Aim:
Locate the lines that hold the string "JSON". Copy every such line.
* Begin Input material *
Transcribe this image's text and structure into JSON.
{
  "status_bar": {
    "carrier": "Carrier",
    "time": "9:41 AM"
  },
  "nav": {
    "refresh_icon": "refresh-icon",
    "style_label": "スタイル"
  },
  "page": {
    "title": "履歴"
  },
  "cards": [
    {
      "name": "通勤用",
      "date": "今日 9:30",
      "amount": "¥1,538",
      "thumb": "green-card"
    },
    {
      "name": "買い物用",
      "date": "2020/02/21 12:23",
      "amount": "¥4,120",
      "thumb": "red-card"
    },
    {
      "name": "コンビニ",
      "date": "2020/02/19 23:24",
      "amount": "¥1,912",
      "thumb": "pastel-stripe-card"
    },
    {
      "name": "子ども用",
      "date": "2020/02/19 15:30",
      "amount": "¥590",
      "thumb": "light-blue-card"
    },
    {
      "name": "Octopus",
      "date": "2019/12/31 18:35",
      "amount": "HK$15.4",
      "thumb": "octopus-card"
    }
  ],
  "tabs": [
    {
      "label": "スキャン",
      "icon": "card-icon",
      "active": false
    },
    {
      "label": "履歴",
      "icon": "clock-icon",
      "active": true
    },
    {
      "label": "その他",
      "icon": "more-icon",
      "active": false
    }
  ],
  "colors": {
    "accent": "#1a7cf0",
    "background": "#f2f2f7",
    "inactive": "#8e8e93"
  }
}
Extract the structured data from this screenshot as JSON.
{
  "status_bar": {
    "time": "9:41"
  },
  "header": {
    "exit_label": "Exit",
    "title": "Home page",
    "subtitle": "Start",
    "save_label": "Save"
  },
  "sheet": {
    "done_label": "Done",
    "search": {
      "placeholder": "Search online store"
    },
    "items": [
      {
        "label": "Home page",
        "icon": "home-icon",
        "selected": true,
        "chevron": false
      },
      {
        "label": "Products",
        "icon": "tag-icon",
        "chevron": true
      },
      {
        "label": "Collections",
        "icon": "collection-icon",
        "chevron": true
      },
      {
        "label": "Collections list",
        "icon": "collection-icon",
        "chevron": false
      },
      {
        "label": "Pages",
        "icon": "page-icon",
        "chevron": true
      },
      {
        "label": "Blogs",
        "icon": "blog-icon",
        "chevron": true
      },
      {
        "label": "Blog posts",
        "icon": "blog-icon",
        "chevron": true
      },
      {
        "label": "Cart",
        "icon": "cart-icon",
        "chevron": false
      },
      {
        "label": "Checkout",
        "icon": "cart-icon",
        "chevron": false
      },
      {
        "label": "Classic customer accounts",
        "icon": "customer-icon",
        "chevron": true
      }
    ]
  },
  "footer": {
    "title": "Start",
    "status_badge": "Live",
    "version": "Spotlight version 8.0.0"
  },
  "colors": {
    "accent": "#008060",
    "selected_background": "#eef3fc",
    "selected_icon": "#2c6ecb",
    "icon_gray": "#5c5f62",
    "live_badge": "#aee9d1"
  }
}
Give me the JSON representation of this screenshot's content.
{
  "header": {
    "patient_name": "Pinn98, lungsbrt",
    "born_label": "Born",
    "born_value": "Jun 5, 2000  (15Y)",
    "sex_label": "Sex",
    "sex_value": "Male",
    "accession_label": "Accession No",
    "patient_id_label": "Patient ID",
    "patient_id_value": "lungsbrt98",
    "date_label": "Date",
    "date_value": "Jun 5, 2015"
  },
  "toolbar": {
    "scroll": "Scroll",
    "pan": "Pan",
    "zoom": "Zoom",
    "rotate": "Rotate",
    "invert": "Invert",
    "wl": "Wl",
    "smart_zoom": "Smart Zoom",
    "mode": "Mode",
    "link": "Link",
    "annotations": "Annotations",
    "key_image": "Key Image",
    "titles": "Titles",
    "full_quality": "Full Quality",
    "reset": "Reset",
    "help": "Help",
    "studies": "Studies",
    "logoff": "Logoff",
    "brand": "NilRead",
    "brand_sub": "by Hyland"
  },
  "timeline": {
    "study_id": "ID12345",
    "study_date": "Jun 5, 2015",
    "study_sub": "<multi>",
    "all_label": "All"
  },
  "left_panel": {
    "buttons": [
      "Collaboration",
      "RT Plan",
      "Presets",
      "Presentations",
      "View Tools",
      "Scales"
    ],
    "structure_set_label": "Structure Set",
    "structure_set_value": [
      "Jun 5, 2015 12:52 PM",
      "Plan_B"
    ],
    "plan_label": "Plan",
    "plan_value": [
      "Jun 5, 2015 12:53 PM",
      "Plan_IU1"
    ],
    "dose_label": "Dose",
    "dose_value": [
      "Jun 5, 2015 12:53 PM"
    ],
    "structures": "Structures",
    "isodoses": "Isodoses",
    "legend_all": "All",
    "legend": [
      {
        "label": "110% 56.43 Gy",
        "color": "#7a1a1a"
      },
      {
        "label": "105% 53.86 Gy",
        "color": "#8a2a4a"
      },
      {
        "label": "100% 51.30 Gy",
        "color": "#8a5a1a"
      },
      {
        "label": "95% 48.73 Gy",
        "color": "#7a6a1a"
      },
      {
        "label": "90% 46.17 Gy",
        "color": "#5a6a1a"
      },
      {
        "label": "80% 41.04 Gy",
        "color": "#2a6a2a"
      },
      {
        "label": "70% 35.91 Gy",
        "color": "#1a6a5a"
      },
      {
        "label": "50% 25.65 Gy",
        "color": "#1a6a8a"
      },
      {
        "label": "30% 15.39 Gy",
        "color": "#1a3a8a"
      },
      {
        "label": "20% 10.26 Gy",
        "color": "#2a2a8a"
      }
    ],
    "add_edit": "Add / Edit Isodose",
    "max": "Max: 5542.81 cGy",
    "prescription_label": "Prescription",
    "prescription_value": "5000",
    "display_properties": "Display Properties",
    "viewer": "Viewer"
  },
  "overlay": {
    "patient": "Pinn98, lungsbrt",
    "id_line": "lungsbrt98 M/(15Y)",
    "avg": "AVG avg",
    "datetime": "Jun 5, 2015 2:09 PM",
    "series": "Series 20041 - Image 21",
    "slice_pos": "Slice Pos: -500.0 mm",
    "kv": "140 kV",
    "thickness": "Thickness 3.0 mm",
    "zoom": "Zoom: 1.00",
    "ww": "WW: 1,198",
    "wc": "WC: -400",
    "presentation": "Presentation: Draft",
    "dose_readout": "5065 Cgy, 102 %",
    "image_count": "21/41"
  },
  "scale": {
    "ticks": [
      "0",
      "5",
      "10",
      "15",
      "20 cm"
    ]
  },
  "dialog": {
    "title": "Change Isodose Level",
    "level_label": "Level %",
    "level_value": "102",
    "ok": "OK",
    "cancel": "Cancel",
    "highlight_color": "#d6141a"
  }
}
* End Input material *
Task response:
Transcribe this image's text and structure into JSON.
Extract the structured data from this screenshot as JSON.
Give me the JSON representation of this screenshot's content.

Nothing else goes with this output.